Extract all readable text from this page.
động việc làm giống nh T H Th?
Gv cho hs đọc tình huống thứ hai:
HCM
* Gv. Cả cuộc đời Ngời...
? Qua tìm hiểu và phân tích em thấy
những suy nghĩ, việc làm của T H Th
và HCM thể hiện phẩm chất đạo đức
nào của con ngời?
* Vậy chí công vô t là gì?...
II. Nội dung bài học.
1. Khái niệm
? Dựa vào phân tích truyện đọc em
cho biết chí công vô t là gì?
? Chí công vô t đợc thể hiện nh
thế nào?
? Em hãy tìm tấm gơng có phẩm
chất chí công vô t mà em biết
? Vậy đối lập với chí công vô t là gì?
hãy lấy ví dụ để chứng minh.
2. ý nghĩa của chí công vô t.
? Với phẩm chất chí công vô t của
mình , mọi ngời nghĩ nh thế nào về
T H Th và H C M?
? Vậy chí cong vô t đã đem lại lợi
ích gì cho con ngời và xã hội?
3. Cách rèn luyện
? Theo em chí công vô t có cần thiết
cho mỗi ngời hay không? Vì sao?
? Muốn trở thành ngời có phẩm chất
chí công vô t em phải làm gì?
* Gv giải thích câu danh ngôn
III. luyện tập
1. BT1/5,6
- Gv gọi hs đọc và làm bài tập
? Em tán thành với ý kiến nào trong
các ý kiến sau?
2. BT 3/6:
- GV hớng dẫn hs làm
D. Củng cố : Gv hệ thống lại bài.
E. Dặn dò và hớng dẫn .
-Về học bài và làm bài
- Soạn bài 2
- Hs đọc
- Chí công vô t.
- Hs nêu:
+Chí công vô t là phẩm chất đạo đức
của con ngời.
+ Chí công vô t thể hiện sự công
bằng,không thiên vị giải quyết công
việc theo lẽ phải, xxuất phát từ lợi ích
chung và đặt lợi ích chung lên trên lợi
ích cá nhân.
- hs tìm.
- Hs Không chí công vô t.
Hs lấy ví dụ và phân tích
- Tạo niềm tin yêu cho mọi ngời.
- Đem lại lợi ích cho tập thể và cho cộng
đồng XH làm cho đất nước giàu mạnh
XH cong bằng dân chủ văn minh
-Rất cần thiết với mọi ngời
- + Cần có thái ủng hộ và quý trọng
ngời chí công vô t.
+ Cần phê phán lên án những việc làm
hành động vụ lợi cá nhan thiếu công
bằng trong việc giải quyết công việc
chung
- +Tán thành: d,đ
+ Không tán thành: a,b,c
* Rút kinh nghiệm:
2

==*==

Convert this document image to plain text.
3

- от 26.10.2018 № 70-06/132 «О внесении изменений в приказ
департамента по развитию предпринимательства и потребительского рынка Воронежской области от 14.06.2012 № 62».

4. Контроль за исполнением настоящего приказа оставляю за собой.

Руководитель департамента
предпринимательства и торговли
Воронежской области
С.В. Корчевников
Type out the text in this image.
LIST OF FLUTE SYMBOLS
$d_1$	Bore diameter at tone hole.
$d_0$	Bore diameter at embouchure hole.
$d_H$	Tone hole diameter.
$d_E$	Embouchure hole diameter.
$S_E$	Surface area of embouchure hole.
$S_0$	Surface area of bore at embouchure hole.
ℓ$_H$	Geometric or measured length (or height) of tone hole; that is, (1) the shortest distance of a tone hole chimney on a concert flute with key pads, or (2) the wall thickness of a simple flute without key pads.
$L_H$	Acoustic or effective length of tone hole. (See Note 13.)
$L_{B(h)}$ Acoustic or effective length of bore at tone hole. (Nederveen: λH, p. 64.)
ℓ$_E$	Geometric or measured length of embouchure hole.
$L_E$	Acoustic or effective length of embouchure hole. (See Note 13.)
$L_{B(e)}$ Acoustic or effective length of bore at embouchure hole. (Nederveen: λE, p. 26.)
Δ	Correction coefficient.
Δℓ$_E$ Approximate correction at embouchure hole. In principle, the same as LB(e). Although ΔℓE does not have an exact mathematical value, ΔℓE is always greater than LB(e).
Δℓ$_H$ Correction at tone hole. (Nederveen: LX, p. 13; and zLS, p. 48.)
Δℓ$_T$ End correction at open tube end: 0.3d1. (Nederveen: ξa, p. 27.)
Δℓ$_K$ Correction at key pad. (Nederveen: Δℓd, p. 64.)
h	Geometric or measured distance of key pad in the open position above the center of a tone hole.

==*==

_WRITTEN PROBLEM:_ Using the listing above, show every line that includes the string "giải".

_SOLUTION FOR THIS EXERCISE:_
* Gv giải thích câu danh ngôn
bằng,không thiên vị giải quyết công
bằng trong việc giải quyết công việc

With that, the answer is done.